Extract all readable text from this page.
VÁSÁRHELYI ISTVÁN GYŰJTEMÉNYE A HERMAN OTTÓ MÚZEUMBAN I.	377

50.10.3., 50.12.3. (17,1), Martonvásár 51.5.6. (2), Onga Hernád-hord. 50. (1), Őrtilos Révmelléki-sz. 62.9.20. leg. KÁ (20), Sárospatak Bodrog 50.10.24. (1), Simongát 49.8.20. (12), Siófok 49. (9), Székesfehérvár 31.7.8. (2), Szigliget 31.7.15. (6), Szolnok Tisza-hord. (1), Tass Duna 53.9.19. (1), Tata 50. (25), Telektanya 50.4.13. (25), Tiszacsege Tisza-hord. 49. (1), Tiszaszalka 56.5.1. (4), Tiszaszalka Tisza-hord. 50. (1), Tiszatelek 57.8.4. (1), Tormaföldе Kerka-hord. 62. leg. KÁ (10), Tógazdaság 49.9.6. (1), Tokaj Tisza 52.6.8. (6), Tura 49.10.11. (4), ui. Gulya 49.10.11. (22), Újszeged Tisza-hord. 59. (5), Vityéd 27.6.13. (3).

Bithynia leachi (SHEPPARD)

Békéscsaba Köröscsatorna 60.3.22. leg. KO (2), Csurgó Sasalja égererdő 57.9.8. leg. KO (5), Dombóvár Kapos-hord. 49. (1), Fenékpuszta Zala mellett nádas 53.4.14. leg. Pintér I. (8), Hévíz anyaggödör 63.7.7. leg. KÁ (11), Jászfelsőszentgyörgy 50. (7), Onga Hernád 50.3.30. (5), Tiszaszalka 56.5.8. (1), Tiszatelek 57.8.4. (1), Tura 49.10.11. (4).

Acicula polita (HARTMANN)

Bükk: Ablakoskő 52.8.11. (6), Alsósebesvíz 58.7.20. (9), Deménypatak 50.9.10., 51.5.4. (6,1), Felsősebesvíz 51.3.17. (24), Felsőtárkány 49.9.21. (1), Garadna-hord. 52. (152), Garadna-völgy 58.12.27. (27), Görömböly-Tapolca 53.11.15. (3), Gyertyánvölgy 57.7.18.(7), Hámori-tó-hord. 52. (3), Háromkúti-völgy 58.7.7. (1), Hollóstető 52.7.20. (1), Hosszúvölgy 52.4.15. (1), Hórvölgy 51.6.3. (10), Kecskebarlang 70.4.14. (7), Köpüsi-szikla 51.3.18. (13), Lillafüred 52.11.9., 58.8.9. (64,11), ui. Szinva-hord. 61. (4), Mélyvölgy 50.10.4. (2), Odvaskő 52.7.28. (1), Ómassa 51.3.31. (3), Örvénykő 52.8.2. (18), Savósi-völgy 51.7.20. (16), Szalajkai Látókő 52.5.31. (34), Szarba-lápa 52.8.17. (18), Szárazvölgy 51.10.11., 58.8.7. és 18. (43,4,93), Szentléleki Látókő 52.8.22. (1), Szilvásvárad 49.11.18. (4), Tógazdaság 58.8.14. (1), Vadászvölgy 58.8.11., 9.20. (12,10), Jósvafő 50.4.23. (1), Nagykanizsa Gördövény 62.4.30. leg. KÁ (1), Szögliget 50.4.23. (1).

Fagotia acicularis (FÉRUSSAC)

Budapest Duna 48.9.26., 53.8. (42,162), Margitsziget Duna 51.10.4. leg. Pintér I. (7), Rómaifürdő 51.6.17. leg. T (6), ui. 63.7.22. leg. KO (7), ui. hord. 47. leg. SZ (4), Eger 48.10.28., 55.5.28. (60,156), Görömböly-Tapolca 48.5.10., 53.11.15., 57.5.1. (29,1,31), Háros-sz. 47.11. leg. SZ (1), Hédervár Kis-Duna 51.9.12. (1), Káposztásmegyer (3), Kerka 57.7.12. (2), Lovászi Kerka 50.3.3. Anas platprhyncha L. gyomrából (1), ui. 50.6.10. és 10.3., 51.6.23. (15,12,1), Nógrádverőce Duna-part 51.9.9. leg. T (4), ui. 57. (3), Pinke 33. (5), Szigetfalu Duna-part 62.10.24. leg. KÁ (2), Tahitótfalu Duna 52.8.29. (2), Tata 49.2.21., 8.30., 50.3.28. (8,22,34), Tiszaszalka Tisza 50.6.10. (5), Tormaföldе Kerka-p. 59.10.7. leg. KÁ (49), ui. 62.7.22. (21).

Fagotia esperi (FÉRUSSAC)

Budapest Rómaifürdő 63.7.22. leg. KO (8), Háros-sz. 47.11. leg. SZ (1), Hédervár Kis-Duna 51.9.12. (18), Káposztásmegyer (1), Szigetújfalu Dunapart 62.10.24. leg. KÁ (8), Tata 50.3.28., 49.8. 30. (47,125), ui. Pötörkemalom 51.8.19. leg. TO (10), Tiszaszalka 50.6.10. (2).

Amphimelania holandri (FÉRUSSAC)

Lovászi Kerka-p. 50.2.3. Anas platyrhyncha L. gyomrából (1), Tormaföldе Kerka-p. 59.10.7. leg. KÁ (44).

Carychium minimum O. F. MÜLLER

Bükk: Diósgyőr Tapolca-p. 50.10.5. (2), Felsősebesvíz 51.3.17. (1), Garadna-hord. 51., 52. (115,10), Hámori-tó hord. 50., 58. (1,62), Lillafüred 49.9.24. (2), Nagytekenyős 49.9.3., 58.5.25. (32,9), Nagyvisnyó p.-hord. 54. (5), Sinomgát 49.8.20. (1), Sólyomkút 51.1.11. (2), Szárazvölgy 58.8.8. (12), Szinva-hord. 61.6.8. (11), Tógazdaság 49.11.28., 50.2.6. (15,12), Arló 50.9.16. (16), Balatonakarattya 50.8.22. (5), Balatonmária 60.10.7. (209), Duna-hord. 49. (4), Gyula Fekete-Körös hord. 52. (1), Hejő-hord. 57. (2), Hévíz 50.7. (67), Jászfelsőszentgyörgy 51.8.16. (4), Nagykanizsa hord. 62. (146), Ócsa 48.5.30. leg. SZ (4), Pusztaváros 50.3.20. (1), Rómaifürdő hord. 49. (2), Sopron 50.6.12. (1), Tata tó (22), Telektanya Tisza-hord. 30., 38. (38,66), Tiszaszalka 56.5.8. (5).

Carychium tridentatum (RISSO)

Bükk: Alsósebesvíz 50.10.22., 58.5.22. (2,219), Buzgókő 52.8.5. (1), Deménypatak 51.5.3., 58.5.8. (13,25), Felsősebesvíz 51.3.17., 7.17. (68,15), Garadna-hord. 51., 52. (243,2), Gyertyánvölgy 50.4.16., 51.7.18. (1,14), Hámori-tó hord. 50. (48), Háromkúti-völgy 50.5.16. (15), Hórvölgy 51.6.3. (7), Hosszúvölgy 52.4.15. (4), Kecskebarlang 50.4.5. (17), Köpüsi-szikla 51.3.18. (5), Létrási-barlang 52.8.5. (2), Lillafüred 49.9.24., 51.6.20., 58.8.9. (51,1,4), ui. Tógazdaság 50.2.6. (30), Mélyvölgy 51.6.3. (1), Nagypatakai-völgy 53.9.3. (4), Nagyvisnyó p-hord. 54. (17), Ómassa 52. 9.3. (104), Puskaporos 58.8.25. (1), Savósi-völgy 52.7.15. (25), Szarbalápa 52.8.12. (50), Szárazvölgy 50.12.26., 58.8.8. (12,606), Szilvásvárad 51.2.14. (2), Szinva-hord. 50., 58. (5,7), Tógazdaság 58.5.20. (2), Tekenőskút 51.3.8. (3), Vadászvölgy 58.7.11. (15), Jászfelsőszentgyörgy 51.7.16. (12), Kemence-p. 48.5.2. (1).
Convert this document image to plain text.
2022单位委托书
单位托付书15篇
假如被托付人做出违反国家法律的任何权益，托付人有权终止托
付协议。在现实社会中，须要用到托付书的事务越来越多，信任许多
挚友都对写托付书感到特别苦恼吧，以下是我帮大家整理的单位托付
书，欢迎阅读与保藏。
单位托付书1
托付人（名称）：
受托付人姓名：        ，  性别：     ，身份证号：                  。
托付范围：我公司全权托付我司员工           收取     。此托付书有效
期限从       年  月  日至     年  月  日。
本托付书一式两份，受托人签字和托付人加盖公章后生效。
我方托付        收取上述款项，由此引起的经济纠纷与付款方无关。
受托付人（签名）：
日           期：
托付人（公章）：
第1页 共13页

****

REQUEST - What is the number of lines that contain "Fagotia"? Reply with that number alone.

CORRECT OUTPUT - 2